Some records
━━━━━━

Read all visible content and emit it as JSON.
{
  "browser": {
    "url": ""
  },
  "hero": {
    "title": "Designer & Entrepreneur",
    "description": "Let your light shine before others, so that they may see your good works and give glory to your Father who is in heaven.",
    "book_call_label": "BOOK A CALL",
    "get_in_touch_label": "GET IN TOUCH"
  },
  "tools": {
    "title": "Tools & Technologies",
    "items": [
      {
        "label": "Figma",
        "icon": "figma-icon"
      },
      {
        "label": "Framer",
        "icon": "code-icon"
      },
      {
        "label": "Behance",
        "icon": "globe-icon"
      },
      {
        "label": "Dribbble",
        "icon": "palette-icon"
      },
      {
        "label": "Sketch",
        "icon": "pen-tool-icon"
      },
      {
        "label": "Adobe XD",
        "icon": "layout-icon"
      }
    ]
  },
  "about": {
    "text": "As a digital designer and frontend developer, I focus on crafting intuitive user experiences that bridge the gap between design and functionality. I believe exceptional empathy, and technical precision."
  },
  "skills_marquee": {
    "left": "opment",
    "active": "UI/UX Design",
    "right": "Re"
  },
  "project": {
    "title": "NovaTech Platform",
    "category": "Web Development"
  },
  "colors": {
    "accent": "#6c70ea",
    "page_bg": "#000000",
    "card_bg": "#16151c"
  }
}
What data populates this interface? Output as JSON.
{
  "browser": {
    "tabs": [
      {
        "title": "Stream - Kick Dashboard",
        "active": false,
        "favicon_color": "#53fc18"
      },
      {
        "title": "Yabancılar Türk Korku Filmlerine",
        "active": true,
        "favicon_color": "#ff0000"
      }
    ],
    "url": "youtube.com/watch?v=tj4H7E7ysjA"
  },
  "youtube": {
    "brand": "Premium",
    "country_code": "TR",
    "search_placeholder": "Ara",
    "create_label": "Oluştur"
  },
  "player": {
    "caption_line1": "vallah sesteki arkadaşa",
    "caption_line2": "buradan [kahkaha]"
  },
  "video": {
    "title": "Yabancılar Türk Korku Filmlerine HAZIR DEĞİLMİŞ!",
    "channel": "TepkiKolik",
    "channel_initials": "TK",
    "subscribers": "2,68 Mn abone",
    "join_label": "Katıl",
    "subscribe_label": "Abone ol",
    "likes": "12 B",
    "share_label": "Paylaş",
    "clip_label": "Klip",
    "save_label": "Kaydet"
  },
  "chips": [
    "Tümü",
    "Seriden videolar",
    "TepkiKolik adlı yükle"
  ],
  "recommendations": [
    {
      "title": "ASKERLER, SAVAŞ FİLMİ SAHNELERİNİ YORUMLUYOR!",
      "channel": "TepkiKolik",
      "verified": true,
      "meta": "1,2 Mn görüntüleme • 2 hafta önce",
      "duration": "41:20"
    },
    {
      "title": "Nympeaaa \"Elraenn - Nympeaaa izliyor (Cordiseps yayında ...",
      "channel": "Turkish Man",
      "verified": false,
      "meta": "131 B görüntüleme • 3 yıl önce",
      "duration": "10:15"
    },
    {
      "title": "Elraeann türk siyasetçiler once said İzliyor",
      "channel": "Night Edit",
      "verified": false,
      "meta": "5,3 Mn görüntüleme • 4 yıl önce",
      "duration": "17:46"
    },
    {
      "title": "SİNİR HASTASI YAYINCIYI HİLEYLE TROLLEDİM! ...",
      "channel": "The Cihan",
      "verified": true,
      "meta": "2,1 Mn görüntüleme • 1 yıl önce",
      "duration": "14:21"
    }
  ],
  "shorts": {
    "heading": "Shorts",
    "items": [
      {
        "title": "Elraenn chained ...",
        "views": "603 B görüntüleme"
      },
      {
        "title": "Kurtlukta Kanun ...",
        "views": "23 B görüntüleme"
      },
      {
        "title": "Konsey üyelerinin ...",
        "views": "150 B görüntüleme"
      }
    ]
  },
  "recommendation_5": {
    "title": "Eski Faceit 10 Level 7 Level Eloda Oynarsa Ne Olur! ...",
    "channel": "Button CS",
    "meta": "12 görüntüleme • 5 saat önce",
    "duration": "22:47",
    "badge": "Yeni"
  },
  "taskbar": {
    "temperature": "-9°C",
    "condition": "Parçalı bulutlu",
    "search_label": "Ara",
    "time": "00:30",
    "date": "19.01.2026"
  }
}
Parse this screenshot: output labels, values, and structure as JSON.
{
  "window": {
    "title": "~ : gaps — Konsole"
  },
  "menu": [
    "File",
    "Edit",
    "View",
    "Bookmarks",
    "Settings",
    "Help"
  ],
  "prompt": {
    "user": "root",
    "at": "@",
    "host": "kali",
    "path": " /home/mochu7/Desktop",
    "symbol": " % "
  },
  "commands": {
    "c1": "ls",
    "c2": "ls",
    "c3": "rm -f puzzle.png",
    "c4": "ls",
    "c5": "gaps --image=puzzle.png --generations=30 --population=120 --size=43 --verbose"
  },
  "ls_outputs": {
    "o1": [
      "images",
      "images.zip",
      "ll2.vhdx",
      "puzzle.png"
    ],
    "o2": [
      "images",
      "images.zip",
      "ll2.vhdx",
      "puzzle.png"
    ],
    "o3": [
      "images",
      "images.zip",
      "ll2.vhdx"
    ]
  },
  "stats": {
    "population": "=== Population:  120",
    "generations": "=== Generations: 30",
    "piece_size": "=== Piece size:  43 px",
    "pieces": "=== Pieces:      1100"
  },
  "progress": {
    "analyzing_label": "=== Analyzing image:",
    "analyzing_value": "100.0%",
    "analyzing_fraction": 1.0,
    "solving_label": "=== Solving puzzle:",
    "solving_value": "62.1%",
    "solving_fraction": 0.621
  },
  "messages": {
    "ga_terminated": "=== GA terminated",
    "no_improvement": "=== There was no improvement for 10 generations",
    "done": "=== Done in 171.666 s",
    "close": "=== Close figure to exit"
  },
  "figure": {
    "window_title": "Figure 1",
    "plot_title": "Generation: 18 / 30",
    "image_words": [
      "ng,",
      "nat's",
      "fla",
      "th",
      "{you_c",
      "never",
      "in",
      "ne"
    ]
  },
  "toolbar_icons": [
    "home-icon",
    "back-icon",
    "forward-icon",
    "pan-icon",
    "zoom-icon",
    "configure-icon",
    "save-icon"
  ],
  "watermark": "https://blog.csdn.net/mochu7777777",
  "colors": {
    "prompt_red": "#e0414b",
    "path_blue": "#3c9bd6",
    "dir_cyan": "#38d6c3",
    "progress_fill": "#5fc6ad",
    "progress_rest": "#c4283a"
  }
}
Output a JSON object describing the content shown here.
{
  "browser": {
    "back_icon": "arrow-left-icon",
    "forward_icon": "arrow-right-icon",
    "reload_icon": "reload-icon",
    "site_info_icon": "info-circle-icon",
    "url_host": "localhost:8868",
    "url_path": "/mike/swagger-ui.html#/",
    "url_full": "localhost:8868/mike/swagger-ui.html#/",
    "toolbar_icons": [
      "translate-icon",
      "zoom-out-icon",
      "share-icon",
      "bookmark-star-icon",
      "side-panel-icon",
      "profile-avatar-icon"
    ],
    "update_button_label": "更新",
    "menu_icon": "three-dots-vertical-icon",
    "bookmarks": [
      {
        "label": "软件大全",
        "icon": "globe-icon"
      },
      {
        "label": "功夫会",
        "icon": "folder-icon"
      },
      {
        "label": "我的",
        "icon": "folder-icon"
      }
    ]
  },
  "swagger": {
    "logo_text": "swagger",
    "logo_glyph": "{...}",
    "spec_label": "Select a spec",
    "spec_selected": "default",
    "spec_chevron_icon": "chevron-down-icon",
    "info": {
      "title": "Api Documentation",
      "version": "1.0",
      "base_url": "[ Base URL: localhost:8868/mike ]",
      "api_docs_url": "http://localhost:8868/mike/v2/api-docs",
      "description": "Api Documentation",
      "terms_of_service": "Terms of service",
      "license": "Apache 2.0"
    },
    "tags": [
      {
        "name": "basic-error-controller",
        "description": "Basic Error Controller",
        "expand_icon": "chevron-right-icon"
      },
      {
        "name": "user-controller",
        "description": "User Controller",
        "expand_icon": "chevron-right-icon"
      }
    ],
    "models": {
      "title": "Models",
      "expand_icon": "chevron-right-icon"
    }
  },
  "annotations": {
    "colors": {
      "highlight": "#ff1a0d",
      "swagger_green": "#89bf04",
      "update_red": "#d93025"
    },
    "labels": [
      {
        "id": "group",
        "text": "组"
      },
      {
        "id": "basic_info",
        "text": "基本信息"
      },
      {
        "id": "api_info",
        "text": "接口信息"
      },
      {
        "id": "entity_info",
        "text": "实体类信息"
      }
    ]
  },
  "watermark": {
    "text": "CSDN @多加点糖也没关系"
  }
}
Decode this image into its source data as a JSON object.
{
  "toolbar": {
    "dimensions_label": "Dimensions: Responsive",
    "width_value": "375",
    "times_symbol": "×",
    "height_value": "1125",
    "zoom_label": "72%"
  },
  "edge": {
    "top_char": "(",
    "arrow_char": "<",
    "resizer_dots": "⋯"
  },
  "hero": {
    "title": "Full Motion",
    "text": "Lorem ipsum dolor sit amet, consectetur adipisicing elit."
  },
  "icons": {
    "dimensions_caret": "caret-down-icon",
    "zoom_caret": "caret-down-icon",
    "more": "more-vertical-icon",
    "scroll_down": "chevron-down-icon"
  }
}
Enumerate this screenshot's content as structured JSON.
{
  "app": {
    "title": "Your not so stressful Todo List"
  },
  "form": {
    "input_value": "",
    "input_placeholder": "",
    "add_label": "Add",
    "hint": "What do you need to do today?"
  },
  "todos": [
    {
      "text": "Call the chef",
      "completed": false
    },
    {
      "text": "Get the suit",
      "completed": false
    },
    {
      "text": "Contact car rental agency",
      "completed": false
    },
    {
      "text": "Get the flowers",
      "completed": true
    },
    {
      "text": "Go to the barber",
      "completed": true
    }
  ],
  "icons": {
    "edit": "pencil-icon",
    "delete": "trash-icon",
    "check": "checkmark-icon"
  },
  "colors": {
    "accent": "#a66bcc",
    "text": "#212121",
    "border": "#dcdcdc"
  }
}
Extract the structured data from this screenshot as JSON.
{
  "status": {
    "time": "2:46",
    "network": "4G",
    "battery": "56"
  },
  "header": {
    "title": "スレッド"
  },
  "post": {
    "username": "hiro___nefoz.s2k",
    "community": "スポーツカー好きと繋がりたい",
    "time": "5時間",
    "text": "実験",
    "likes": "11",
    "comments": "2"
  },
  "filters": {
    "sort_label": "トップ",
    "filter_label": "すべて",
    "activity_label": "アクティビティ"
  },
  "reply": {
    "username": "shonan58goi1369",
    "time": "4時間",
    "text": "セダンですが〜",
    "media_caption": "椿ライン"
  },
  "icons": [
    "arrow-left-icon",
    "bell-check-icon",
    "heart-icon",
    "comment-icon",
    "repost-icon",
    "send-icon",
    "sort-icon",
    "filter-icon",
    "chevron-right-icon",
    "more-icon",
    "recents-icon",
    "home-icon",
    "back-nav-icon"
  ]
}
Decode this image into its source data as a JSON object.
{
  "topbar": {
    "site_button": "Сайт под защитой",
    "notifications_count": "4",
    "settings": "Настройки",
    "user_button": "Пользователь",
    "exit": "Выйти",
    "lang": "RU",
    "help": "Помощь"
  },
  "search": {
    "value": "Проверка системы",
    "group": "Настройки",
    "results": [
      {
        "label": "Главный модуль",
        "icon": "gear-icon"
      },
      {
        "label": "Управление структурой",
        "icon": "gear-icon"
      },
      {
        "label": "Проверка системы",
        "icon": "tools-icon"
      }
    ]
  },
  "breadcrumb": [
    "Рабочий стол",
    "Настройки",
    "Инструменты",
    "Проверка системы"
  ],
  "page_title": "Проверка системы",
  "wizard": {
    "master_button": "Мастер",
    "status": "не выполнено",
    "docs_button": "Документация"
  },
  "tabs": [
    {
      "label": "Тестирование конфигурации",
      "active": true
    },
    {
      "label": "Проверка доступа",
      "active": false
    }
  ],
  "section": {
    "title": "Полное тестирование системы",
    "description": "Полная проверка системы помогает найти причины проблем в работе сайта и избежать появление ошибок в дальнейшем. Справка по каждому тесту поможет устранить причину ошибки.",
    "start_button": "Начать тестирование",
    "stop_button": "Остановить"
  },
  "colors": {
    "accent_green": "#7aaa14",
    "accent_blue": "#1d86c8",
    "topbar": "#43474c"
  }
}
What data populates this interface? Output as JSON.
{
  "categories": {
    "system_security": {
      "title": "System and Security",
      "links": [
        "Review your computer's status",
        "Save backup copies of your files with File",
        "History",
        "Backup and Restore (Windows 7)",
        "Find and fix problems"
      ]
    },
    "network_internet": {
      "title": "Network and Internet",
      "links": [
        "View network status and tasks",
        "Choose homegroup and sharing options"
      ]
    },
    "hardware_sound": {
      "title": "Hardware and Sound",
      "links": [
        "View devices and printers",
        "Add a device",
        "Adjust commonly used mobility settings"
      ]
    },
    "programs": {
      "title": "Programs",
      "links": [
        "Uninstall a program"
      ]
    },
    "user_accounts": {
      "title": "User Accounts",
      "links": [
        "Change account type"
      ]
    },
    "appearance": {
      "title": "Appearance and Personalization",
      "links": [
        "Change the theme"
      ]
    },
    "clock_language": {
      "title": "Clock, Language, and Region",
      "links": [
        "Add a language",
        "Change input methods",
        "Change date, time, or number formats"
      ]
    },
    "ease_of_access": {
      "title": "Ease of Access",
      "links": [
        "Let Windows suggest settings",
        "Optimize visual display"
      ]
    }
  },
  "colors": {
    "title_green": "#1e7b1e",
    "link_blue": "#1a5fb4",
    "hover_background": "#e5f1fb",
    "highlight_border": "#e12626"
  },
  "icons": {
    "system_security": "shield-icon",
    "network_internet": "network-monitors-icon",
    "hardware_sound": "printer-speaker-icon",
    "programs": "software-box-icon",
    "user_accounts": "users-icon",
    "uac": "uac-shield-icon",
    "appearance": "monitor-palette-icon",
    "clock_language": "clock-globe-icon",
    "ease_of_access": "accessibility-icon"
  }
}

━━━━━━

Give back only a number, the number of lines where the string "screenshot" occurs.

• **Correct response**
3